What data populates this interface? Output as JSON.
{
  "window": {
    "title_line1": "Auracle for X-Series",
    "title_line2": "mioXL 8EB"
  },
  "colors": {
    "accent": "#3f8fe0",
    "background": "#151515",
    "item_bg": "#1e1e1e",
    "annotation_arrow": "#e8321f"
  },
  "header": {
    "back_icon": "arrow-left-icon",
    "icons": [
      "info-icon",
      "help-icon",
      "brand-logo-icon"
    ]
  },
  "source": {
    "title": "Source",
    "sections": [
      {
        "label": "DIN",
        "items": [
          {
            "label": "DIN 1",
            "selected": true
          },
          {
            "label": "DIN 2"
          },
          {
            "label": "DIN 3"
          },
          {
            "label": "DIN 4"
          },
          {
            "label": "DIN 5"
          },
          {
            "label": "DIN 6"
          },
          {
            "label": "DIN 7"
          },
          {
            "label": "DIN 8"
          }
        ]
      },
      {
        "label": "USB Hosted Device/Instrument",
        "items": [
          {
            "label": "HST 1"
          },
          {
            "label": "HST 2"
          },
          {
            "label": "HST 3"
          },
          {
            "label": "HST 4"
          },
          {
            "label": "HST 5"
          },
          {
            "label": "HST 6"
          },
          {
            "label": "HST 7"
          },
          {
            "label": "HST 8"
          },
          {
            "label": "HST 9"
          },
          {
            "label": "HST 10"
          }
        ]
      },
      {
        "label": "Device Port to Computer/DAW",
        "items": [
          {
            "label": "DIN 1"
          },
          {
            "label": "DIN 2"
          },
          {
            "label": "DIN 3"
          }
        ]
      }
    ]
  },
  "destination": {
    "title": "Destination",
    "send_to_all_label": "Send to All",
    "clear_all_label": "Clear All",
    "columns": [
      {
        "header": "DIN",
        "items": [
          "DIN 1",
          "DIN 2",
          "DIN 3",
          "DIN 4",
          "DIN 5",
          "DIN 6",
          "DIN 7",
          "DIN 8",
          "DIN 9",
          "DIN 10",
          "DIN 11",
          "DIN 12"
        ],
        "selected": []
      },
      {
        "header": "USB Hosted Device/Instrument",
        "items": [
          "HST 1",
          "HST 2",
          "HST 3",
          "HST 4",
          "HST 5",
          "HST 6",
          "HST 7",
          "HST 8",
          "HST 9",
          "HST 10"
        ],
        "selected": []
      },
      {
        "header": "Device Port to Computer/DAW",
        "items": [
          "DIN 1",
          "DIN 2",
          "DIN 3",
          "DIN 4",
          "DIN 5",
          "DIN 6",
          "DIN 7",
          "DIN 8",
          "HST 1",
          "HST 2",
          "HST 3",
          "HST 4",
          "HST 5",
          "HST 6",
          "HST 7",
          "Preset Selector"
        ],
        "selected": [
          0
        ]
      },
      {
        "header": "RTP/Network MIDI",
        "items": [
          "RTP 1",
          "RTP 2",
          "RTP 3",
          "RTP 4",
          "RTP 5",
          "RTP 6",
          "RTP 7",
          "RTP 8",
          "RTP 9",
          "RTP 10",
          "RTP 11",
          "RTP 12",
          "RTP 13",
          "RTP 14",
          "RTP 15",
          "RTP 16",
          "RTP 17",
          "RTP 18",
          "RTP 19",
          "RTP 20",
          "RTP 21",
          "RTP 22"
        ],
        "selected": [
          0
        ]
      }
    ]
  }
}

-------

DIRECTIONS FOR THIS TASK: Repeat all the records. Match each line exactly.

WRITTEN ANSWER:
What data populates this interface? Output as JSON.
{
  "window": {
    "title_line1": "Auracle for X-Series",
    "title_line2": "mioXL 8EB"
  },
  "colors": {
    "accent": "#3f8fe0",
    "background": "#151515",
    "item_bg": "#1e1e1e",
    "annotation_arrow": "#e8321f"
  },
  "header": {
    "back_icon": "arrow-left-icon",
    "icons": [
      "info-icon",
      "help-icon",
      "brand-logo-icon"
    ]
  },
  "source": {
    "title": "Source",
    "sections": [
      {
        "label": "DIN",
        "items": [
          {
            "label": "DIN 1",
            "selected": true
          },
          {
            "label": "DIN 2"
          },
          {
            "label": "DIN 3"
          },
          {
            "label": "DIN 4"
          },
          {
            "label": "DIN 5"
          },
          {
            "label": "DIN 6"
          },
          {
            "label": "DIN 7"
          },
          {
            "label": "DIN 8"
          }
        ]
      },
      {
        "label": "USB Hosted Device/Instrument",
        "items": [
          {
            "label": "HST 1"
          },
          {
            "label": "HST 2"
          },
          {
            "label": "HST 3"
          },
          {
            "label": "HST 4"
          },
          {
            "label": "HST 5"
          },
          {
            "label": "HST 6"
          },
          {
            "label": "HST 7"
          },
          {
            "label": "HST 8"
          },
          {
            "label": "HST 9"
          },
          {
            "label": "HST 10"
          }
        ]
      },
      {
        "label": "Device Port to Computer/DAW",
        "items": [
          {
            "label": "DIN 1"
          },
          {
            "label": "DIN 2"
          },
          {
            "label": "DIN 3"
          }
        ]
      }
    ]
  },
  "destination": {
    "title": "Destination",
    "send_to_all_label": "Send to All",
    "clear_all_label": "Clear All",
    "columns": [
      {
        "header": "DIN",
        "items": [
          "DIN 1",
          "DIN 2",
          "DIN 3",
          "DIN 4",
          "DIN 5",
          "DIN 6",
          "DIN 7",
          "DIN 8",
          "DIN 9",
          "DIN 10",
          "DIN 11",
          "DIN 12"
        ],
        "selected": []
      },
      {
        "header": "USB Hosted Device/Instrument",
        "items": [
          "HST 1",
          "HST 2",
          "HST 3",
          "HST 4",
          "HST 5",
          "HST 6",
          "HST 7",
          "HST 8",
          "HST 9",
          "HST 10"
        ],
        "selected": []
      },
      {
        "header": "Device Port to Computer/DAW",
        "items": [
          "DIN 1",
          "DIN 2",
          "DIN 3",
          "DIN 4",
          "DIN 5",
          "DIN 6",
          "DIN 7",
          "DIN 8",
          "HST 1",
          "HST 2",
          "HST 3",
          "HST 4",
          "HST 5",
          "HST 6",
          "HST 7",
          "Preset Selector"
        ],
        "selected": [
          0
        ]
      },
      {
        "header": "RTP/Network MIDI",
        "items": [
          "RTP 1",
          "RTP 2",
          "RTP 3",
          "RTP 4",
          "RTP 5",
          "RTP 6",
          "RTP 7",
          "RTP 8",
          "RTP 9",
          "RTP 10",
          "RTP 11",
          "RTP 12",
          "RTP 13",
          "RTP 14",
          "RTP 15",
          "RTP 16",
          "RTP 17",
          "RTP 18",
          "RTP 19",
          "RTP 20",
          "RTP 21",
          "RTP 22"
        ],
        "selected": [
          0
        ]
      }
    ]
  }
}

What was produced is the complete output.